Start of Exercise material
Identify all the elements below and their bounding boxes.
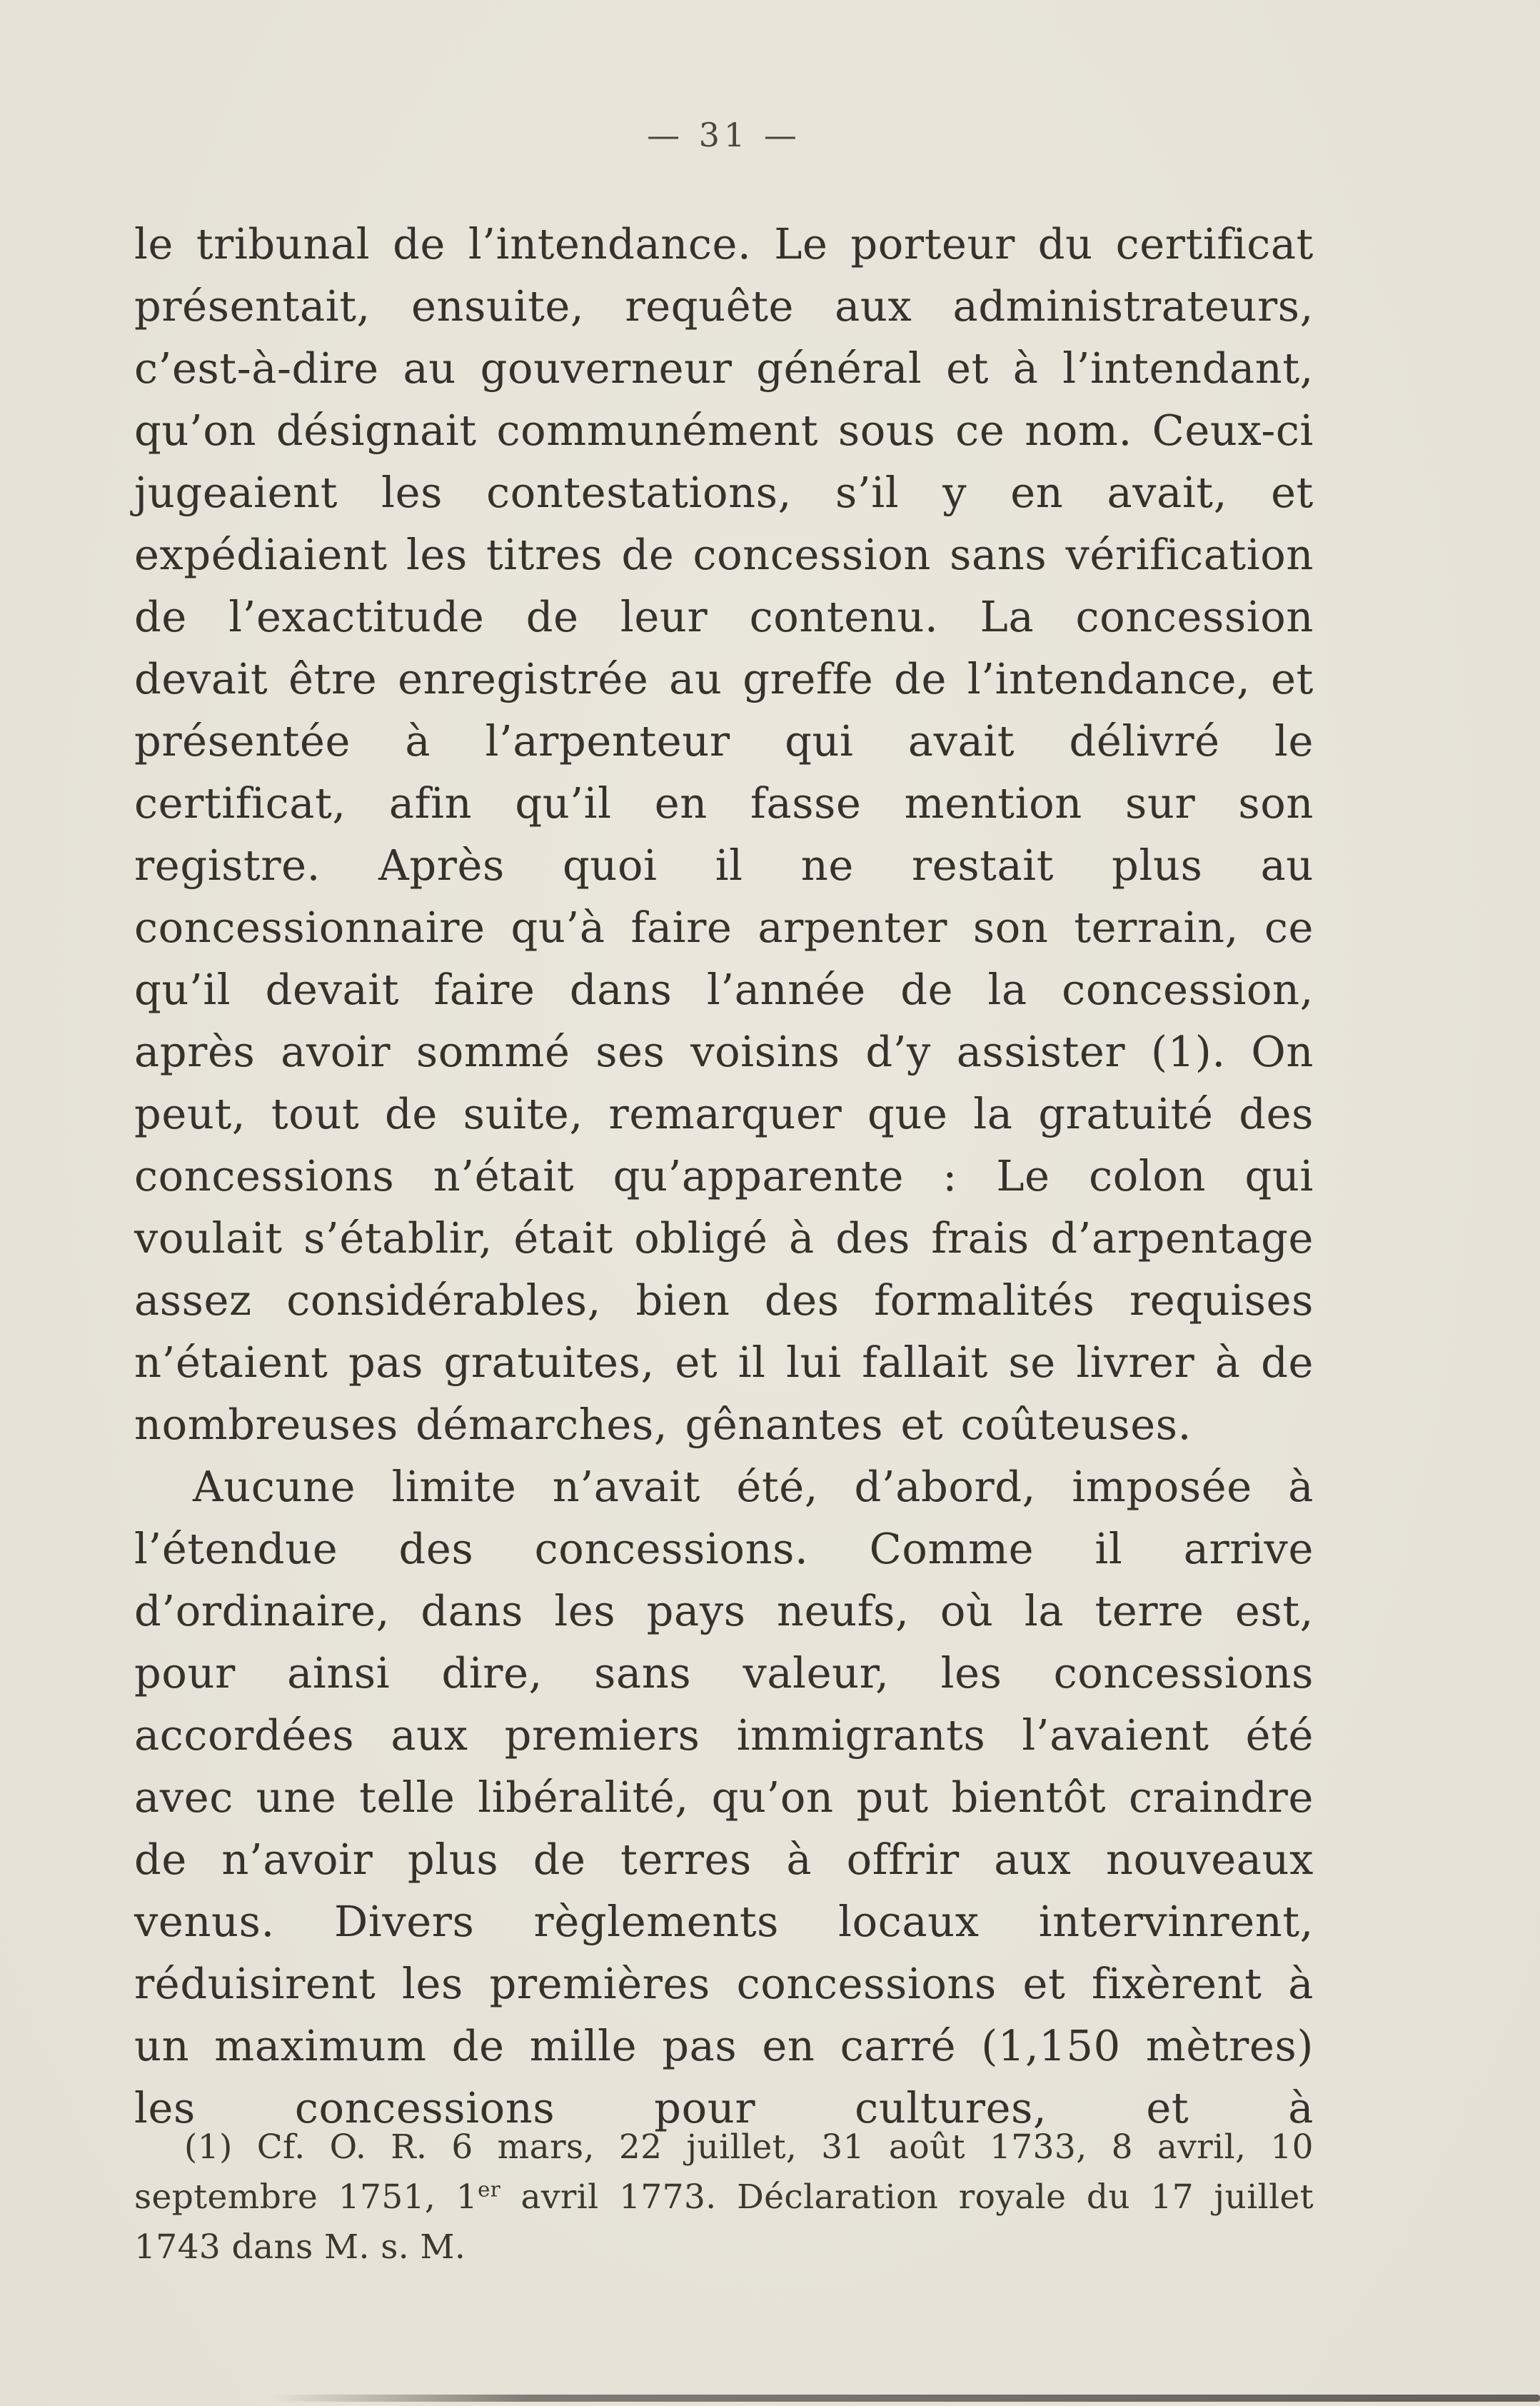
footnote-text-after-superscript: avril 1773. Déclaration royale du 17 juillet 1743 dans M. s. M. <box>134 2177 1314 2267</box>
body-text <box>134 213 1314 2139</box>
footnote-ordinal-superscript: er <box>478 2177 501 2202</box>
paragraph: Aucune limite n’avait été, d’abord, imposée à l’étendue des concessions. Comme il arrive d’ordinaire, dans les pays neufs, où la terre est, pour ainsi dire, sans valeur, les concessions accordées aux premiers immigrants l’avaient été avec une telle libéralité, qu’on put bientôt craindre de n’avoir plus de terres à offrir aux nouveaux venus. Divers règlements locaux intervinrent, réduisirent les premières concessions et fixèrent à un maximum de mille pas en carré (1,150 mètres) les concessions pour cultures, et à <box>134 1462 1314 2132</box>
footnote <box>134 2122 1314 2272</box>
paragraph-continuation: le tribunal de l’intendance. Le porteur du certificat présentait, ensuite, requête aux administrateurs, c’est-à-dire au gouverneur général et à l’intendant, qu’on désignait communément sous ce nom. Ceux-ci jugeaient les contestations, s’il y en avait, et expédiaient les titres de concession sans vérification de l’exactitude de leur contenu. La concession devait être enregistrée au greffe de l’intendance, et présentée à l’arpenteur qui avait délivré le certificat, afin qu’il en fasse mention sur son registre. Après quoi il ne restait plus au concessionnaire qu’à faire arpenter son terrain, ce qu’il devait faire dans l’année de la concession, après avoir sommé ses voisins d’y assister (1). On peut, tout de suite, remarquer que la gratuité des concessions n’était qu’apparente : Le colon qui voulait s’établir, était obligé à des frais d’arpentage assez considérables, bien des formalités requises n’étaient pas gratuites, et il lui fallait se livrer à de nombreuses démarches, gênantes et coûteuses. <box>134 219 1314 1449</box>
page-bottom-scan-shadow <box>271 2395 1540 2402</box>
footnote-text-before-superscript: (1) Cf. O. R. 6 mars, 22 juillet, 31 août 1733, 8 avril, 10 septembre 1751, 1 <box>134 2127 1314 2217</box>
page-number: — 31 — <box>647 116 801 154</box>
End of Exercise material
Start of Exercise material
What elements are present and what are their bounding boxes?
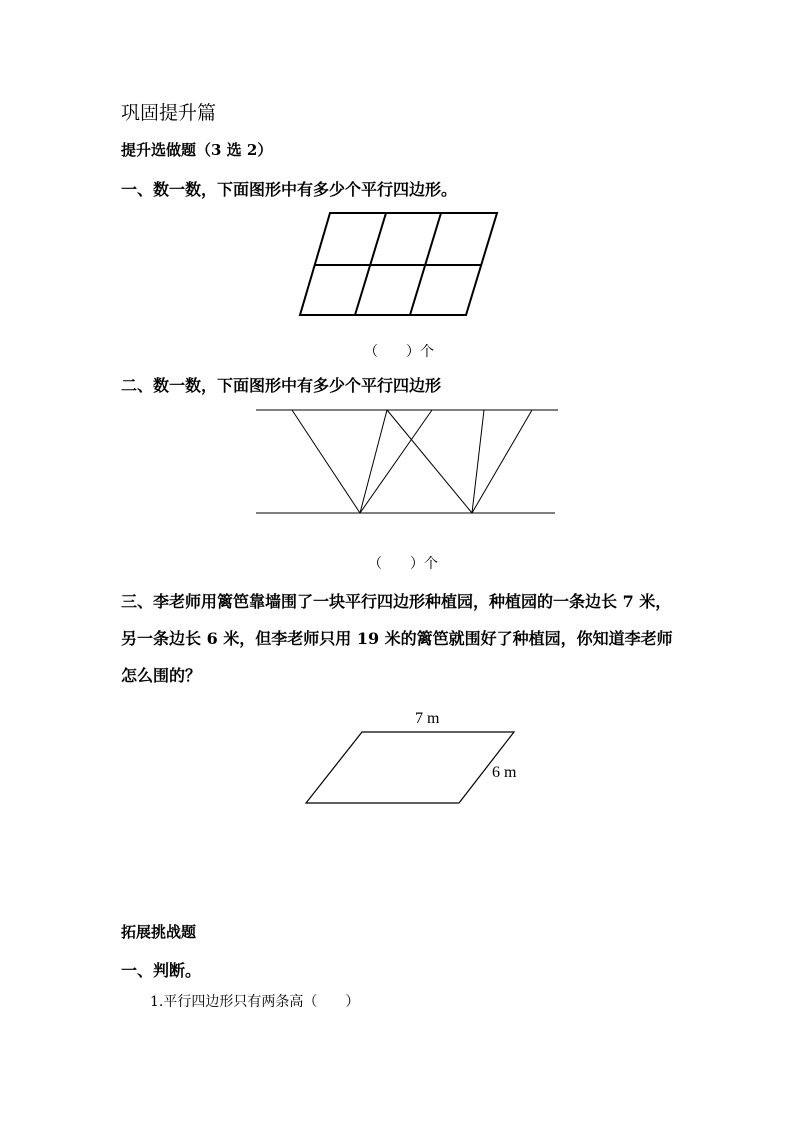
End of Exercise material
Goal — Quote the lines starting at the line that contains "Identify all the" and ending at the line that contains "footnote <box>134 2122 1314 2272</box>", including both, with the picture left out of your answer.

Response to this task —
Identify all the elements below and their bounding boxes.
footnote-text-after-superscript: avril 1773. Déclaration royale du 17 juillet 1743 dans M. s. M. <box>134 2177 1314 2267</box>
body-text <box>134 213 1314 2139</box>
footnote-ordinal-superscript: er <box>478 2177 501 2202</box>
paragraph: Aucune limite n’avait été, d’abord, imposée à l’étendue des concessions. Comme il arrive d’ordinaire, dans les pays neufs, où la terre est, pour ainsi dire, sans valeur, les concessions accordées aux premiers immigrants l’avaient été avec une telle libéralité, qu’on put bientôt craindre de n’avoir plus de terres à offrir aux nouveaux venus. Divers règlements locaux intervinrent, réduisirent les premières concessions et fixèrent à un maximum de mille pas en carré (1,150 mètres) les concessions pour cultures, et à <box>134 1462 1314 2132</box>
footnote <box>134 2122 1314 2272</box>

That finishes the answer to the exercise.